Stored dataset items
= = = = =

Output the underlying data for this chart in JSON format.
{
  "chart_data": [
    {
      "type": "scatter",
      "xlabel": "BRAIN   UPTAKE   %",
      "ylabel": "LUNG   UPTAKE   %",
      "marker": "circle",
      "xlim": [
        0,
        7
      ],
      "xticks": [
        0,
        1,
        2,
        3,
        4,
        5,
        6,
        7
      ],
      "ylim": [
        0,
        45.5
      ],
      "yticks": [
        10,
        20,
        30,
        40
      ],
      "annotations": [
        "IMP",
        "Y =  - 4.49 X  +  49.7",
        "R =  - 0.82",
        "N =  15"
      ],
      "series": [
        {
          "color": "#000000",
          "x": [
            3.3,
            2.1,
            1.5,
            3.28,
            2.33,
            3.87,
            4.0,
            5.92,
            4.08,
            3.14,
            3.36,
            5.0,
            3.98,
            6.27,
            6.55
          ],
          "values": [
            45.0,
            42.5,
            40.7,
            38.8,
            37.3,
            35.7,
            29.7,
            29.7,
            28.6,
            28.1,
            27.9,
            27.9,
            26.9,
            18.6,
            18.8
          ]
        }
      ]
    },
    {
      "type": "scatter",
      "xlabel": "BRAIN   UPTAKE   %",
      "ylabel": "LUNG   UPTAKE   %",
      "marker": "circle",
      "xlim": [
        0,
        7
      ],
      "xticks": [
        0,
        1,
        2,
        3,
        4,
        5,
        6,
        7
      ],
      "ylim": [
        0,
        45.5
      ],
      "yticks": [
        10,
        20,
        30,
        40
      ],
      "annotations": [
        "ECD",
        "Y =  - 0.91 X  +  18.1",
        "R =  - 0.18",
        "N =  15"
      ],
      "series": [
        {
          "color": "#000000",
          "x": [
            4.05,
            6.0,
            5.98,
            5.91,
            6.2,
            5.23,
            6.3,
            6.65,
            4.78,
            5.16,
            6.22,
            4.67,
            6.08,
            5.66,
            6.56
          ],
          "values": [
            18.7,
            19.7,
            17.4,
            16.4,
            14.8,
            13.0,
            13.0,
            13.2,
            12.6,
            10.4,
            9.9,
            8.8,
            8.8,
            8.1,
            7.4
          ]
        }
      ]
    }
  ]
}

= = = = =

What you should do
Please copy out each record, character for character.

Result for this exercise
Output the underlying data for this chart in JSON format.
{
  "chart_data": [
    {
      "type": "scatter",
      "xlabel": "BRAIN   UPTAKE   %",
      "ylabel": "LUNG   UPTAKE   %",
      "marker": "circle",
      "xlim": [
        0,
        7
      ],
      "xticks": [
        0,
        1,
        2,
        3,
        4,
        5,
        6,
        7
      ],
      "ylim": [
        0,
        45.5
      ],
      "yticks": [
        10,
        20,
        30,
        40
      ],
      "annotations": [
        "IMP",
        "Y =  - 4.49 X  +  49.7",
        "R =  - 0.82",
        "N =  15"
      ],
      "series": [
        {
          "color": "#000000",
          "x": [
            3.3,
            2.1,
            1.5,
            3.28,
            2.33,
            3.87,
            4.0,
            5.92,
            4.08,
            3.14,
            3.36,
            5.0,
            3.98,
            6.27,
            6.55
          ],
          "values": [
            45.0,
            42.5,
            40.7,
            38.8,
            37.3,
            35.7,
            29.7,
            29.7,
            28.6,
            28.1,
            27.9,
            27.9,
            26.9,
            18.6,
            18.8
          ]
        }
      ]
    },
    {
      "type": "scatter",
      "xlabel": "BRAIN   UPTAKE   %",
      "ylabel": "LUNG   UPTAKE   %",
      "marker": "circle",
      "xlim": [
        0,
        7
      ],
      "xticks": [
        0,
        1,
        2,
        3,
        4,
        5,
        6,
        7
      ],
      "ylim": [
        0,
        45.5
      ],
      "yticks": [
        10,
        20,
        30,
        40
      ],
      "annotations": [
        "ECD",
        "Y =  - 0.91 X  +  18.1",
        "R =  - 0.18",
        "N =  15"
      ],
      "series": [
        {
          "color": "#000000",
          "x": [
            4.05,
            6.0,
            5.98,
            5.91,
            6.2,
            5.23,
            6.3,
            6.65,
            4.78,
            5.16,
            6.22,
            4.67,
            6.08,
            5.66,
            6.56
          ],
          "values": [
            18.7,
            19.7,
            17.4,
            16.4,
            14.8,
            13.0,
            13.0,
            13.2,
            12.6,
            10.4,
            9.9,
            8.8,
            8.8,
            8.1,
            7.4
          ]
        }
      ]
    }
  ]
}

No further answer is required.